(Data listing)
____

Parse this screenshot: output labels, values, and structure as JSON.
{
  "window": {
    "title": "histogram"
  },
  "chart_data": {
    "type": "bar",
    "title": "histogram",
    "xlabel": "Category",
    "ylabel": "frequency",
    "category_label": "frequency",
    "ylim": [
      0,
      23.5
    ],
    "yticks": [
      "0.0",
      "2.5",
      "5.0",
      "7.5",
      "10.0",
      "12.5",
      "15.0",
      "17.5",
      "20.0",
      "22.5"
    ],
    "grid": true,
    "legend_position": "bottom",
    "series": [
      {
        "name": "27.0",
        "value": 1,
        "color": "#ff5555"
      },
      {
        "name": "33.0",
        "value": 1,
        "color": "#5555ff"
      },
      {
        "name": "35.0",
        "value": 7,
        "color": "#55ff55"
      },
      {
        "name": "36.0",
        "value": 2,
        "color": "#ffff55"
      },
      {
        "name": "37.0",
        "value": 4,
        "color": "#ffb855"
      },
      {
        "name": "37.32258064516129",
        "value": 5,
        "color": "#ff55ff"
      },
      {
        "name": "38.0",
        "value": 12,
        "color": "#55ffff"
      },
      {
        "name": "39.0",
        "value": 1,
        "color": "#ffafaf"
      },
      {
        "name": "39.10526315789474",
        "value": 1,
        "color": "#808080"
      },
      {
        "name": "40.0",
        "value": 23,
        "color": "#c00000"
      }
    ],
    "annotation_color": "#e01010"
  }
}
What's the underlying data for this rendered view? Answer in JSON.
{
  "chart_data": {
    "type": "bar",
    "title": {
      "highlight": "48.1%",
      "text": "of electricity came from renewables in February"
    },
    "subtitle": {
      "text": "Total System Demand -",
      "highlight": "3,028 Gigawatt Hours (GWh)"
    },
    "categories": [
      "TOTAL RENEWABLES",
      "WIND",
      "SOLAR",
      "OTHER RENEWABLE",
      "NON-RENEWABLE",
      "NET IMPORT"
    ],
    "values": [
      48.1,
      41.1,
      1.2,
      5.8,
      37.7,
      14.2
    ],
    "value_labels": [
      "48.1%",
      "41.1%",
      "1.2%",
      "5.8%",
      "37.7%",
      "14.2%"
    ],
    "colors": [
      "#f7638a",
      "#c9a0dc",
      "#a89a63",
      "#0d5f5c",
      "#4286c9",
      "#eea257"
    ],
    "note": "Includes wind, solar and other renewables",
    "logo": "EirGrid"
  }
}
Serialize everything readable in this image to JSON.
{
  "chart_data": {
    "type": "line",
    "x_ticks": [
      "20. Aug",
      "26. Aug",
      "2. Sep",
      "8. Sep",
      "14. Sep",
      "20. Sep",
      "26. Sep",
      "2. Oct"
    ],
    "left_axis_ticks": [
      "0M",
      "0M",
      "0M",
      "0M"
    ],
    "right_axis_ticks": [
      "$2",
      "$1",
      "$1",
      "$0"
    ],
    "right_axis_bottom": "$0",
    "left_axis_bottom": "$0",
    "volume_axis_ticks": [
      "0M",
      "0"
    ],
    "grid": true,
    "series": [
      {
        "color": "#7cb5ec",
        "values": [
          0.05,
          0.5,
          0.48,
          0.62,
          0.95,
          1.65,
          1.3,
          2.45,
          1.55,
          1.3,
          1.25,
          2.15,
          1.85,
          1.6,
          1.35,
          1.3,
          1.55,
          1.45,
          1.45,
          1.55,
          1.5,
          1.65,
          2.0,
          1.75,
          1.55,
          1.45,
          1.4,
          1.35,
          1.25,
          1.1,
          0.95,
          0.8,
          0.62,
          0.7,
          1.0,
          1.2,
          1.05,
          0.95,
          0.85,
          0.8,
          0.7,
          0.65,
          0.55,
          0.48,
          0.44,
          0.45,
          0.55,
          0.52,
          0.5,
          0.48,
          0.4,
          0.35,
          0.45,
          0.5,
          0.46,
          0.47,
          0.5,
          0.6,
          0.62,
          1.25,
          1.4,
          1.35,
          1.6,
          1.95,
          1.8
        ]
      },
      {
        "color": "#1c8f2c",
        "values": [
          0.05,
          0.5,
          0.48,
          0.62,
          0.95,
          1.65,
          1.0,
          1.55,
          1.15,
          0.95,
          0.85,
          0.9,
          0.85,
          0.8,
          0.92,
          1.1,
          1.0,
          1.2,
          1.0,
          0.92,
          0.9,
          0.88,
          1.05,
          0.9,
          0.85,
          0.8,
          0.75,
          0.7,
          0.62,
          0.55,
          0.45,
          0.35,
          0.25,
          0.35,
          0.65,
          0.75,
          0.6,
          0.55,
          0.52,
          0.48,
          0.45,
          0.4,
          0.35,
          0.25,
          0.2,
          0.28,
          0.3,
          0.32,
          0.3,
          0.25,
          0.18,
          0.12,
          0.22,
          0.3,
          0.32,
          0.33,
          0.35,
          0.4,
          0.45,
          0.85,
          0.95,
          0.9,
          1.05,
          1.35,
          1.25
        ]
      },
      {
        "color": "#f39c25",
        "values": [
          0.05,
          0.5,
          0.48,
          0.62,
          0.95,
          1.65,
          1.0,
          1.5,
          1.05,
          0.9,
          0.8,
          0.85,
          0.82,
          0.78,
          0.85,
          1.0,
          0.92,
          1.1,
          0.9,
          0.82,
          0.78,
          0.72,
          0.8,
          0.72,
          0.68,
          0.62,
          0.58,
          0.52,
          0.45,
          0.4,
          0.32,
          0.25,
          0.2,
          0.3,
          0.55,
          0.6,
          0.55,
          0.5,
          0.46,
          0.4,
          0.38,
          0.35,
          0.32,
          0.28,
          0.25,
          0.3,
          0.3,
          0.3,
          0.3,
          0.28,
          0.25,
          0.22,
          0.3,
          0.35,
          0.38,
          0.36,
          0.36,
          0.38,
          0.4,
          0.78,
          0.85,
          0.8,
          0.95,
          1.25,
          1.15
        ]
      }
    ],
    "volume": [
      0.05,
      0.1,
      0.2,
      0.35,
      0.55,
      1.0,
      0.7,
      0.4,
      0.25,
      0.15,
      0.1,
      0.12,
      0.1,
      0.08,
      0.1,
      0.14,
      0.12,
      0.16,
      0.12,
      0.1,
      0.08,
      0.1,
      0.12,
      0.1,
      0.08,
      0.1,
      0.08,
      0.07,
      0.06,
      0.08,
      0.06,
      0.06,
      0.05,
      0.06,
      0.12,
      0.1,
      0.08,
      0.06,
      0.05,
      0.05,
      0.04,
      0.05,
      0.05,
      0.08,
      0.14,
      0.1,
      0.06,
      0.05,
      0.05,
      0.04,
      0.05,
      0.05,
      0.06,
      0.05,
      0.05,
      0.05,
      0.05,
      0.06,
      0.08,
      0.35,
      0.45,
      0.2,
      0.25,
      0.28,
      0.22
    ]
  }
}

____

Written exercise:
Could you transcribe the records in full, exactly?

Answer to the problem:
Parse this screenshot: output labels, values, and structure as JSON.
{
  "window": {
    "title": "histogram"
  },
  "chart_data": {
    "type": "bar",
    "title": "histogram",
    "xlabel": "Category",
    "ylabel": "frequency",
    "category_label": "frequency",
    "ylim": [
      0,
      23.5
    ],
    "yticks": [
      "0.0",
      "2.5",
      "5.0",
      "7.5",
      "10.0",
      "12.5",
      "15.0",
      "17.5",
      "20.0",
      "22.5"
    ],
    "grid": true,
    "legend_position": "bottom",
    "series": [
      {
        "name": "27.0",
        "value": 1,
        "color": "#ff5555"
      },
      {
        "name": "33.0",
        "value": 1,
        "color": "#5555ff"
      },
      {
        "name": "35.0",
        "value": 7,
        "color": "#55ff55"
      },
      {
        "name": "36.0",
        "value": 2,
        "color": "#ffff55"
      },
      {
        "name": "37.0",
        "value": 4,
        "color": "#ffb855"
      },
      {
        "name": "37.32258064516129",
        "value": 5,
        "color": "#ff55ff"
      },
      {
        "name": "38.0",
        "value": 12,
        "color": "#55ffff"
      },
      {
        "name": "39.0",
        "value": 1,
        "color": "#ffafaf"
      },
      {
        "name": "39.10526315789474",
        "value": 1,
        "color": "#808080"
      },
      {
        "name": "40.0",
        "value": 23,
        "color": "#c00000"
      }
    ],
    "annotation_color": "#e01010"
  }
}
What's the underlying data for this rendered view? Answer in JSON.
{
  "chart_data": {
    "type": "bar",
    "title": {
      "highlight": "48.1%",
      "text": "of electricity came from renewables in February"
    },
    "subtitle": {
      "text": "Total System Demand -",
      "highlight": "3,028 Gigawatt Hours (GWh)"
    },
    "categories": [
      "TOTAL RENEWABLES",
      "WIND",
      "SOLAR",
      "OTHER RENEWABLE",
      "NON-RENEWABLE",
      "NET IMPORT"
    ],
    "values": [
      48.1,
      41.1,
      1.2,
      5.8,
      37.7,
      14.2
    ],
    "value_labels": [
      "48.1%",
      "41.1%",
      "1.2%",
      "5.8%",
      "37.7%",
      "14.2%"
    ],
    "colors": [
      "#f7638a",
      "#c9a0dc",
      "#a89a63",
      "#0d5f5c",
      "#4286c9",
      "#eea257"
    ],
    "note": "Includes wind, solar and other renewables",
    "logo": "EirGrid"
  }
}
Serialize everything readable in this image to JSON.
{
  "chart_data": {
    "type": "line",
    "x_ticks": [
      "20. Aug",
      "26. Aug",
      "2. Sep",
      "8. Sep",
      "14. Sep",
      "20. Sep",
      "26. Sep",
      "2. Oct"
    ],
    "left_axis_ticks": [
      "0M",
      "0M",
      "0M",
      "0M"
    ],
    "right_axis_ticks": [
      "$2",
      "$1",
      "$1",
      "$0"
    ],
    "right_axis_bottom": "$0",
    "left_axis_bottom": "$0",
    "volume_axis_ticks": [
      "0M",
      "0"
    ],
    "grid": true,
    "series": [
      {
        "color": "#7cb5ec",
        "values": [
          0.05,
          0.5,
          0.48,
          0.62,
          0.95,
          1.65,
          1.3,
          2.45,
          1.55,
          1.3,
          1.25,
          2.15,
          1.85,
          1.6,
          1.35,
          1.3,
          1.55,
          1.45,
          1.45,
          1.55,
          1.5,
          1.65,
          2.0,
          1.75,
          1.55,
          1.45,
          1.4,
          1.35,
          1.25,
          1.1,
          0.95,
          0.8,
          0.62,
          0.7,
          1.0,
          1.2,
          1.05,
          0.95,
          0.85,
          0.8,
          0.7,
          0.65,
          0.55,
          0.48,
          0.44,
          0.45,
          0.55,
          0.52,
          0.5,
          0.48,
          0.4,
          0.35,
          0.45,
          0.5,
          0.46,
          0.47,
          0.5,
          0.6,
          0.62,
          1.25,
          1.4,
          1.35,
          1.6,
          1.95,
          1.8
        ]
      },
      {
        "color": "#1c8f2c",
        "values": [
          0.05,
          0.5,
          0.48,
          0.62,
          0.95,
          1.65,
          1.0,
          1.55,
          1.15,
          0.95,
          0.85,
          0.9,
          0.85,
          0.8,
          0.92,
          1.1,
          1.0,
          1.2,
          1.0,
          0.92,
          0.9,
          0.88,
          1.05,
          0.9,
          0.85,
          0.8,
          0.75,
          0.7,
          0.62,
          0.55,
          0.45,
          0.35,
          0.25,
          0.35,
          0.65,
          0.75,
          0.6,
          0.55,
          0.52,
          0.48,
          0.45,
          0.4,
          0.35,
          0.25,
          0.2,
          0.28,
          0.3,
          0.32,
          0.3,
          0.25,
          0.18,
          0.12,
          0.22,
          0.3,
          0.32,
          0.33,
          0.35,
          0.4,
          0.45,
          0.85,
          0.95,
          0.9,
          1.05,
          1.35,
          1.25
        ]
      },
      {
        "color": "#f39c25",
        "values": [
          0.05,
          0.5,
          0.48,
          0.62,
          0.95,
          1.65,
          1.0,
          1.5,
          1.05,
          0.9,
          0.8,
          0.85,
          0.82,
          0.78,
          0.85,
          1.0,
          0.92,
          1.1,
          0.9,
          0.82,
          0.78,
          0.72,
          0.8,
          0.72,
          0.68,
          0.62,
          0.58,
          0.52,
          0.45,
          0.4,
          0.32,
          0.25,
          0.2,
          0.3,
          0.55,
          0.6,
          0.55,
          0.5,
          0.46,
          0.4,
          0.38,
          0.35,
          0.32,
          0.28,
          0.25,
          0.3,
          0.3,
          0.3,
          0.3,
          0.28,
          0.25,
          0.22,
          0.3,
          0.35,
          0.38,
          0.36,
          0.36,
          0.38,
          0.4,
          0.78,
          0.85,
          0.8,
          0.95,
          1.25,
          1.15
        ]
      }
    ],
    "volume": [
      0.05,
      0.1,
      0.2,
      0.35,
      0.55,
      1.0,
      0.7,
      0.4,
      0.25,
      0.15,
      0.1,
      0.12,
      0.1,
      0.08,
      0.1,
      0.14,
      0.12,
      0.16,
      0.12,
      0.1,
      0.08,
      0.1,
      0.12,
      0.1,
      0.08,
      0.1,
      0.08,
      0.07,
      0.06,
      0.08,
      0.06,
      0.06,
      0.05,
      0.06,
      0.12,
      0.1,
      0.08,
      0.06,
      0.05,
      0.05,
      0.04,
      0.05,
      0.05,
      0.08,
      0.14,
      0.1,
      0.06,
      0.05,
      0.05,
      0.04,
      0.05,
      0.05,
      0.06,
      0.05,
      0.05,
      0.05,
      0.05,
      0.06,
      0.08,
      0.35,
      0.45,
      0.2,
      0.25,
      0.28,
      0.22
    ]
  }
}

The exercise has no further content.